**What the task asks**
Scan each line of the records for the word "трубопр" and extract the ones that have it.

(Records from a dataset)
________
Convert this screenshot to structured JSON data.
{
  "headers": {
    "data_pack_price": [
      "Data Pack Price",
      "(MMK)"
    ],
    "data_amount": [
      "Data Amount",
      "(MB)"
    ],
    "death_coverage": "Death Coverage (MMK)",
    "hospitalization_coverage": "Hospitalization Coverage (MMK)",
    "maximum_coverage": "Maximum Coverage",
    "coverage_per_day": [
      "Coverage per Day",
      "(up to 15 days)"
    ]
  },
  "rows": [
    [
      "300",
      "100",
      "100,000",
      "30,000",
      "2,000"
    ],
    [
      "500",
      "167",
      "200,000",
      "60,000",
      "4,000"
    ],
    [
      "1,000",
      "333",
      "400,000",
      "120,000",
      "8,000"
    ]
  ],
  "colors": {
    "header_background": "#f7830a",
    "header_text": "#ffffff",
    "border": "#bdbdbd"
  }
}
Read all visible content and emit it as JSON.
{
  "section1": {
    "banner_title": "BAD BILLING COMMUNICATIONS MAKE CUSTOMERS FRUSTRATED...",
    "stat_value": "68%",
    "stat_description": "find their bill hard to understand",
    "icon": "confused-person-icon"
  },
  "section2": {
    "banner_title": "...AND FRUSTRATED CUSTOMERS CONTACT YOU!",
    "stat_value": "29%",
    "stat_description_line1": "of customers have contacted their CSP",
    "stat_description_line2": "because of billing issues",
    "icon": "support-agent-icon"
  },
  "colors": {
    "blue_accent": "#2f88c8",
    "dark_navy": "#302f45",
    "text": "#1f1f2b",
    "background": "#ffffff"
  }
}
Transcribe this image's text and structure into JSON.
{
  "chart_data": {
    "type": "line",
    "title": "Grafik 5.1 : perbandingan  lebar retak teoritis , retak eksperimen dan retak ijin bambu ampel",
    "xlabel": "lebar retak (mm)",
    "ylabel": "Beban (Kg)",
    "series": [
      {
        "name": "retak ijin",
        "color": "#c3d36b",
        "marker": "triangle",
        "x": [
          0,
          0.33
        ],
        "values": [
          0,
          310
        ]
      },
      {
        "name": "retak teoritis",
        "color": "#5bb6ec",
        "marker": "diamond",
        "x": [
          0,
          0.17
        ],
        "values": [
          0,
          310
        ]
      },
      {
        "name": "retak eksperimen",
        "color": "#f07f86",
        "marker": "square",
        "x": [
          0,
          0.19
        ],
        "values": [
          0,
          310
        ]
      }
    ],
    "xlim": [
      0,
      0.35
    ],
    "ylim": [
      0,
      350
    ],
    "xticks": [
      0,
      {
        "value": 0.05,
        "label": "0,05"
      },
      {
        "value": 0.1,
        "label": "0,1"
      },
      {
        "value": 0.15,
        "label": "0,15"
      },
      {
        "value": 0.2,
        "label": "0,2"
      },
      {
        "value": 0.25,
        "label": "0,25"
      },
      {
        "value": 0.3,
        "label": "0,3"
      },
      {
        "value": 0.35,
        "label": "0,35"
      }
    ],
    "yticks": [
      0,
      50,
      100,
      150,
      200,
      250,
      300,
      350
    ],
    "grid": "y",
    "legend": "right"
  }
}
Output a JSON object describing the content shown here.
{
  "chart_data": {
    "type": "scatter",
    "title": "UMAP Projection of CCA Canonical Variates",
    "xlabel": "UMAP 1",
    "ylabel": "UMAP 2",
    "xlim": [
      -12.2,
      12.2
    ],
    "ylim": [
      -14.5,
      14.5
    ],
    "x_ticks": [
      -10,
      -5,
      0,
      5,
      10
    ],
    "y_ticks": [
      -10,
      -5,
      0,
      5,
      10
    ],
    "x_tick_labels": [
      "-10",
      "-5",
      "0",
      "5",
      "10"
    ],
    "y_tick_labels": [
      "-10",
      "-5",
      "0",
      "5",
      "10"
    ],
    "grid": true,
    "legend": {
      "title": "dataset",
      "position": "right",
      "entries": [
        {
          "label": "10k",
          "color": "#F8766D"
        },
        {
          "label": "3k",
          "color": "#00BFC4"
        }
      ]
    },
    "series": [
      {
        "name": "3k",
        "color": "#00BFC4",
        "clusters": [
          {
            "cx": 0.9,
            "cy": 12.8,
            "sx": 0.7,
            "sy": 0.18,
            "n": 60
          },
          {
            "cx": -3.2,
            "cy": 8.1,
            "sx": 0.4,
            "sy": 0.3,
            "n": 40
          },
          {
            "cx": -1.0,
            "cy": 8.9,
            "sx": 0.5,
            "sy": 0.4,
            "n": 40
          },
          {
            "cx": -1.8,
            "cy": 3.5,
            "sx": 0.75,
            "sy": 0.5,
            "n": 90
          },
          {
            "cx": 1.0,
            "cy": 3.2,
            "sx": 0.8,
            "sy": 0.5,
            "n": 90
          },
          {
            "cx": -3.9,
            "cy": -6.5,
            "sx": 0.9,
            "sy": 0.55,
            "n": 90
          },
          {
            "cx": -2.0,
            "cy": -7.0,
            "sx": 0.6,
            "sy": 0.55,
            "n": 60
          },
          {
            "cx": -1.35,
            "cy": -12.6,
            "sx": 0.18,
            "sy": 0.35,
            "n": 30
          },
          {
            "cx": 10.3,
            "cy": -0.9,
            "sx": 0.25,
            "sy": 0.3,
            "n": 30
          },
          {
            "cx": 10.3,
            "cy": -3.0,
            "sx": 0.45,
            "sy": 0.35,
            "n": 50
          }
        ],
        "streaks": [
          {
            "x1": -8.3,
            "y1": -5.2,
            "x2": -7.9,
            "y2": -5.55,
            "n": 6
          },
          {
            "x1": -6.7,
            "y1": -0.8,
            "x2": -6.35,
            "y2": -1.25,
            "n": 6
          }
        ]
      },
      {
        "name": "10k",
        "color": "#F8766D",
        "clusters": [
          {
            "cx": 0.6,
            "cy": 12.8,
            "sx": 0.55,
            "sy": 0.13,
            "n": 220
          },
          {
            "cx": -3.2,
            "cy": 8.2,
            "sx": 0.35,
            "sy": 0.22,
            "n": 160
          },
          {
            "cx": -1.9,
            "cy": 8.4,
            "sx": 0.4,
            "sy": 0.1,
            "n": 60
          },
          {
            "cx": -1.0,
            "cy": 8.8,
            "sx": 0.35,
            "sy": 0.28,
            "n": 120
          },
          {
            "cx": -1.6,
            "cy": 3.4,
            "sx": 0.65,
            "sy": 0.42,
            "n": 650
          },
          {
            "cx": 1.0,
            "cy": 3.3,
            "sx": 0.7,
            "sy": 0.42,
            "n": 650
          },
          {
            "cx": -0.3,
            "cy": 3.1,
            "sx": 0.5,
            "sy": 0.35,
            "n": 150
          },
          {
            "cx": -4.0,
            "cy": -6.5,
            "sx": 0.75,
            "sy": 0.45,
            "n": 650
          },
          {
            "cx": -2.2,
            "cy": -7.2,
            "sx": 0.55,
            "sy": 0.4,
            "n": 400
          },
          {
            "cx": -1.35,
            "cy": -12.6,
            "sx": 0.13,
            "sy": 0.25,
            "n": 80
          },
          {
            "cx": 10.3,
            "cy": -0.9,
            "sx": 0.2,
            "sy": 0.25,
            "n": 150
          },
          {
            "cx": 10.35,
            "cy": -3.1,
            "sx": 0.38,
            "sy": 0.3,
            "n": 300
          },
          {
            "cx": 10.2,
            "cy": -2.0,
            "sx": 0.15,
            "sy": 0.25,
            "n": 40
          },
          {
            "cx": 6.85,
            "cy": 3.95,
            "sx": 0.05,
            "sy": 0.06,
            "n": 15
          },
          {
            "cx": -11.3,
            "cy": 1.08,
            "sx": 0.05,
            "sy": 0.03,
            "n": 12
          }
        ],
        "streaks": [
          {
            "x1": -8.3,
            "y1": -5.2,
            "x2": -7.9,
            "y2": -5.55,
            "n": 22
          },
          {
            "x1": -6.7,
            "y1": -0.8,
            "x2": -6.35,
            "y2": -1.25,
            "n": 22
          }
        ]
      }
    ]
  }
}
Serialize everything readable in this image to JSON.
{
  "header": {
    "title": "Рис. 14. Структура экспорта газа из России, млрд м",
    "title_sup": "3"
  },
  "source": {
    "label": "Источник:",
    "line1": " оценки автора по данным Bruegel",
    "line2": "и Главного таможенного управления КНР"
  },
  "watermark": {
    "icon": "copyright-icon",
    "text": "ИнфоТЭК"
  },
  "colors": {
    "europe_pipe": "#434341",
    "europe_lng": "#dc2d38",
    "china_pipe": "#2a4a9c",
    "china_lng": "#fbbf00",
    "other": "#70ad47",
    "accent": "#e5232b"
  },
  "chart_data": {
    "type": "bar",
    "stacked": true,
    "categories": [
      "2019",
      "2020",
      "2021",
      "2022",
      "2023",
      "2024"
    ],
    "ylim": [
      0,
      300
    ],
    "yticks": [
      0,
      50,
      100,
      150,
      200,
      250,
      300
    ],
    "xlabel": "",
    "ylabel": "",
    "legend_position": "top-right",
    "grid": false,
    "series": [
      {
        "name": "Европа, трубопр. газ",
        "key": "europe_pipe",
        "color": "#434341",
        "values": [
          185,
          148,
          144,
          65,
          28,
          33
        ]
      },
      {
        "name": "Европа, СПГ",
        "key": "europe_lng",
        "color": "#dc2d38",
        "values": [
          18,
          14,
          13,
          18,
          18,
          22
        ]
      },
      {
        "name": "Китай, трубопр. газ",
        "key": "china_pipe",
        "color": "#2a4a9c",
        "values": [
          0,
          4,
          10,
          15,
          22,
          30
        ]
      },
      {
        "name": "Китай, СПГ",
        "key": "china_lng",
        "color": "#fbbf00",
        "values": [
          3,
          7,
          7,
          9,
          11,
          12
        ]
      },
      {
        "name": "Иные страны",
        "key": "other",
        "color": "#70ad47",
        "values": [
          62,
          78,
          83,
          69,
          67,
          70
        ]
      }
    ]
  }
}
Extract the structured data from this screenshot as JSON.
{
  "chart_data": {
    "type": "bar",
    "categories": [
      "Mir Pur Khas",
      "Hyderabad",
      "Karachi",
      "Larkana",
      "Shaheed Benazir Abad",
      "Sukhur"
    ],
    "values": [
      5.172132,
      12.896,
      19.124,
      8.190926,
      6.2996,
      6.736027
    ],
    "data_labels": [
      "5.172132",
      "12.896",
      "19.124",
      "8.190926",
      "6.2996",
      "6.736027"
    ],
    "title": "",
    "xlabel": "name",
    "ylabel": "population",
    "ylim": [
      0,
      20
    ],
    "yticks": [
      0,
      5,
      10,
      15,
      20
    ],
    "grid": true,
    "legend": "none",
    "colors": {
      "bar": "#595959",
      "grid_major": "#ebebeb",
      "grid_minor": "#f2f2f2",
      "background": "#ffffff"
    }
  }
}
________
**Finished exercise**
        "name": "Европа, трубопр. газ",
        "name": "Китай, трубопр. газ",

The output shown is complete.